_PROBLEM_.
Please transcribe the data that follows without the pictures, keeping every word the same.

# # #

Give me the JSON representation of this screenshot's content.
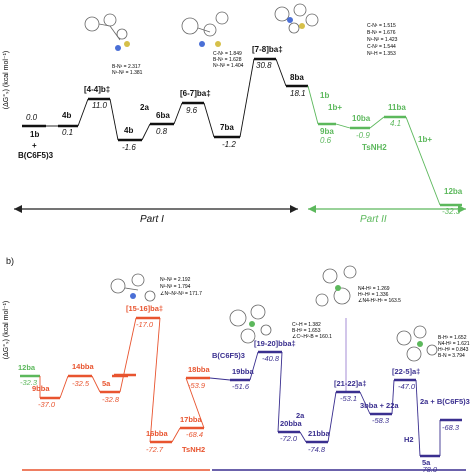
{
  "panel_a": {
    "ylabel": "(ΔG°ₛ) (kcal mol⁻¹)",
    "states": [
      {
        "label": "1b",
        "value": "0.0",
        "color": "black"
      },
      {
        "label": "+",
        "value": "",
        "color": "black"
      },
      {
        "label": "B(C6F5)3",
        "value": "",
        "color": "black"
      },
      {
        "label": "4b",
        "value": "0.1",
        "color": "black"
      },
      {
        "label": "[4-4]b‡",
        "value": "11.0",
        "color": "black"
      },
      {
        "label": "4b",
        "value": "-1.6",
        "color": "black"
      },
      {
        "label": "2a",
        "value": "",
        "color": "black"
      },
      {
        "label": "6ba",
        "value": "0.8",
        "color": "black"
      },
      {
        "label": "[6-7]ba‡",
        "value": "9.6",
        "color": "black"
      },
      {
        "label": "7ba",
        "value": "-1.2",
        "color": "black"
      },
      {
        "label": "[7-8]ba‡",
        "value": "30.8",
        "color": "black"
      },
      {
        "label": "8ba",
        "value": "18.1",
        "color": "black"
      },
      {
        "label": "1b",
        "value": "",
        "color": "green"
      },
      {
        "label": "1b+",
        "value": "",
        "color": "green"
      },
      {
        "label": "9ba",
        "value": "0.6",
        "color": "green"
      },
      {
        "label": "10ba",
        "value": "-0.9",
        "color": "green"
      },
      {
        "label": "11ba",
        "value": "4.1",
        "color": "green"
      },
      {
        "label": "TsNH2",
        "value": "",
        "color": "green"
      },
      {
        "label": "1b+",
        "value": "",
        "color": "green"
      },
      {
        "label": "12ba",
        "value": "-32.3",
        "color": "green"
      }
    ],
    "geometry_notes": [
      {
        "lines": [
          "B-N¹ = 2.317",
          "N¹-N² = 1.381"
        ]
      },
      {
        "lines": [
          "C-N¹ = 1.849",
          "B-N¹ = 1.628",
          "N¹-N² = 1.404"
        ]
      },
      {
        "lines": [
          "C-N¹ = 1.515",
          "B-N¹ = 1.676",
          "N¹-N² = 1.423",
          "C-N² = 1.544",
          "N²-H = 1.353"
        ]
      }
    ],
    "part_labels": [
      "Part I",
      "Part II"
    ]
  },
  "panel_b": {
    "panel_letter": "b)",
    "ylabel": "(ΔG°ₛ) (kcal mol⁻¹)",
    "states": [
      {
        "label": "12ba",
        "value": "-32.3",
        "color": "green"
      },
      {
        "label": "9bba",
        "value": "-37.0",
        "color": "red"
      },
      {
        "label": "14bba",
        "value": "-32.5",
        "color": "red"
      },
      {
        "label": "5a",
        "value": "-32.8",
        "color": "red"
      },
      {
        "label": "[15-16]ba‡",
        "value": "-17.0",
        "color": "red"
      },
      {
        "label": "16bba",
        "value": "-72.7",
        "color": "red"
      },
      {
        "label": "17bba",
        "value": "-68.4",
        "color": "red"
      },
      {
        "label": "TsNH2",
        "value": "",
        "color": "red"
      },
      {
        "label": "18bba",
        "value": "-53.9",
        "color": "red"
      },
      {
        "label": "B(C6F5)3",
        "value": "",
        "color": "navy"
      },
      {
        "label": "19bba",
        "value": "-51.6",
        "color": "navy"
      },
      {
        "label": "[19-20]bba‡",
        "value": "-40.8",
        "color": "navy"
      },
      {
        "label": "20bba",
        "value": "-72.0",
        "color": "navy"
      },
      {
        "label": "2a",
        "value": "",
        "color": "navy"
      },
      {
        "label": "21bba",
        "value": "-74.8",
        "color": "navy"
      },
      {
        "label": "[21-22]a‡",
        "value": "-53.1",
        "color": "navy"
      },
      {
        "label": "3bba + 22a",
        "value": "-58.3",
        "color": "navy"
      },
      {
        "label": "[22-5]a‡",
        "value": "-47.0",
        "color": "navy"
      },
      {
        "label": "H2",
        "value": "",
        "color": "navy"
      },
      {
        "label": "5a",
        "value": "-78.0",
        "color": "navy"
      },
      {
        "label": "2a + B(C6F5)3",
        "value": "-68.3",
        "color": "navy"
      }
    ],
    "geometry_notes": [
      {
        "lines": [
          "N¹-N² = 2.192",
          "N²-N³ = 1.794",
          "∠N¹-N²-N³ = 171.7"
        ]
      },
      {
        "lines": [
          "C¹-H = 1.382",
          "B-H² = 1.653",
          "∠C¹-H²-B = 160.1"
        ]
      },
      {
        "lines": [
          "N4-H² = 1.269",
          "H¹-H² = 1.336",
          "∠N4-H²-H¹ = 163.5"
        ]
      },
      {
        "lines": [
          "B-H¹ = 1.652",
          "N4-H² = 1.621",
          "H¹-H² = 0.843",
          "B-N = 3.794"
        ]
      }
    ]
  },
  "colors": {
    "black": "#111111",
    "green": "#5cb85c",
    "red": "#e8542f",
    "navy": "#3a2f8f",
    "arrow_black": "#222222"
  }
}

# # #

_CORRECT RESPONSE_.
Give me the JSON representation of this screenshot's content.
{
  "panel_a": {
    "ylabel": "(ΔG°ₛ) (kcal mol⁻¹)",
    "states": [
      {
        "label": "1b",
        "value": "0.0",
        "color": "black"
      },
      {
        "label": "+",
        "value": "",
        "color": "black"
      },
      {
        "label": "B(C6F5)3",
        "value": "",
        "color": "black"
      },
      {
        "label": "4b",
        "value": "0.1",
        "color": "black"
      },
      {
        "label": "[4-4]b‡",
        "value": "11.0",
        "color": "black"
      },
      {
        "label": "4b",
        "value": "-1.6",
        "color": "black"
      },
      {
        "label": "2a",
        "value": "",
        "color": "black"
      },
      {
        "label": "6ba",
        "value": "0.8",
        "color": "black"
      },
      {
        "label": "[6-7]ba‡",
        "value": "9.6",
        "color": "black"
      },
      {
        "label": "7ba",
        "value": "-1.2",
        "color": "black"
      },
      {
        "label": "[7-8]ba‡",
        "value": "30.8",
        "color": "black"
      },
      {
        "label": "8ba",
        "value": "18.1",
        "color": "black"
      },
      {
        "label": "1b",
        "value": "",
        "color": "green"
      },
      {
        "label": "1b+",
        "value": "",
        "color": "green"
      },
      {
        "label": "9ba",
        "value": "0.6",
        "color": "green"
      },
      {
        "label": "10ba",
        "value": "-0.9",
        "color": "green"
      },
      {
        "label": "11ba",
        "value": "4.1",
        "color": "green"
      },
      {
        "label": "TsNH2",
        "value": "",
        "color": "green"
      },
      {
        "label": "1b+",
        "value": "",
        "color": "green"
      },
      {
        "label": "12ba",
        "value": "-32.3",
        "color": "green"
      }
    ],
    "geometry_notes": [
      {
        "lines": [
          "B-N¹ = 2.317",
          "N¹-N² = 1.381"
        ]
      },
      {
        "lines": [
          "C-N¹ = 1.849",
          "B-N¹ = 1.628",
          "N¹-N² = 1.404"
        ]
      },
      {
        "lines": [
          "C-N¹ = 1.515",
          "B-N¹ = 1.676",
          "N¹-N² = 1.423",
          "C-N² = 1.544",
          "N²-H = 1.353"
        ]
      }
    ],
    "part_labels": [
      "Part I",
      "Part II"
    ]
  },
  "panel_b": {
    "panel_letter": "b)",
    "ylabel": "(ΔG°ₛ) (kcal mol⁻¹)",
    "states": [
      {
        "label": "12ba",
        "value": "-32.3",
        "color": "green"
      },
      {
        "label": "9bba",
        "value": "-37.0",
        "color": "red"
      },
      {
        "label": "14bba",
        "value": "-32.5",
        "color": "red"
      },
      {
        "label": "5a",
        "value": "-32.8",
        "color": "red"
      },
      {
        "label": "[15-16]ba‡",
        "value": "-17.0",
        "color": "red"
      },
      {
        "label": "16bba",
        "value": "-72.7",
        "color": "red"
      },
      {
        "label": "17bba",
        "value": "-68.4",
        "color": "red"
      },
      {
        "label": "TsNH2",
        "value": "",
        "color": "red"
      },
      {
        "label": "18bba",
        "value": "-53.9",
        "color": "red"
      },
      {
        "label": "B(C6F5)3",
        "value": "",
        "color": "navy"
      },
      {
        "label": "19bba",
        "value": "-51.6",
        "color": "navy"
      },
      {
        "label": "[19-20]bba‡",
        "value": "-40.8",
        "color": "navy"
      },
      {
        "label": "20bba",
        "value": "-72.0",
        "color": "navy"
      },
      {
        "label": "2a",
        "value": "",
        "color": "navy"
      },
      {
        "label": "21bba",
        "value": "-74.8",
        "color": "navy"
      },
      {
        "label": "[21-22]a‡",
        "value": "-53.1",
        "color": "navy"
      },
      {
        "label": "3bba + 22a",
        "value": "-58.3",
        "color": "navy"
      },
      {
        "label": "[22-5]a‡",
        "value": "-47.0",
        "color": "navy"
      },
      {
        "label": "H2",
        "value": "",
        "color": "navy"
      },
      {
        "label": "5a",
        "value": "-78.0",
        "color": "navy"
      },
      {
        "label": "2a + B(C6F5)3",
        "value": "-68.3",
        "color": "navy"
      }
    ],
    "geometry_notes": [
      {
        "lines": [
          "N¹-N² = 2.192",
          "N²-N³ = 1.794",
          "∠N¹-N²-N³ = 171.7"
        ]
      },
      {
        "lines": [
          "C¹-H = 1.382",
          "B-H² = 1.653",
          "∠C¹-H²-B = 160.1"
        ]
      },
      {
        "lines": [
          "N4-H² = 1.269",
          "H¹-H² = 1.336",
          "∠N4-H²-H¹ = 163.5"
        ]
      },
      {
        "lines": [
          "B-H¹ = 1.652",
          "N4-H² = 1.621",
          "H¹-H² = 0.843",
          "B-N = 3.794"
        ]
      }
    ]
  },
  "colors": {
    "black": "#111111",
    "green": "#5cb85c",
    "red": "#e8542f",
    "navy": "#3a2f8f",
    "arrow_black": "#222222"
  }
}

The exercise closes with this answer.